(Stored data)
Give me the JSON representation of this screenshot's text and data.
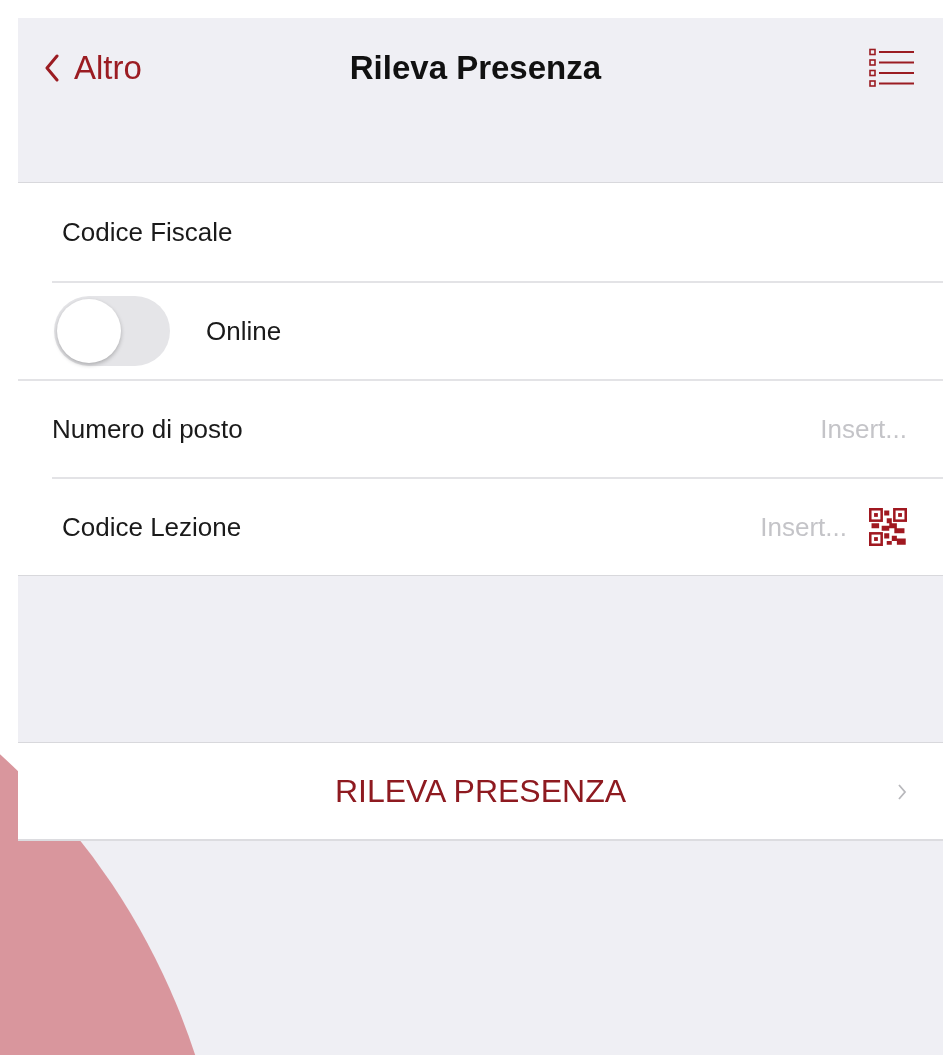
{
  "nav": {
    "back_label": "Altro",
    "title": "Rileva Presenza"
  },
  "form_rows": [
    {
      "kind": "field",
      "label": "Codice Fiscale"
    },
    {
      "kind": "toggle",
      "label": "Online",
      "on": false
    },
    {
      "kind": "field",
      "label": "Numero di posto",
      "placeholder": "Insert..."
    },
    {
      "kind": "scan",
      "label": "Codice Lezione",
      "placeholder": "Insert..."
    }
  ],
  "action": {
    "label": "RILEVA PRESENZA"
  }
}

> **Given problem**
Each line holding the word "Codice" counts once; report the total and nothing else.

> **Task result**
2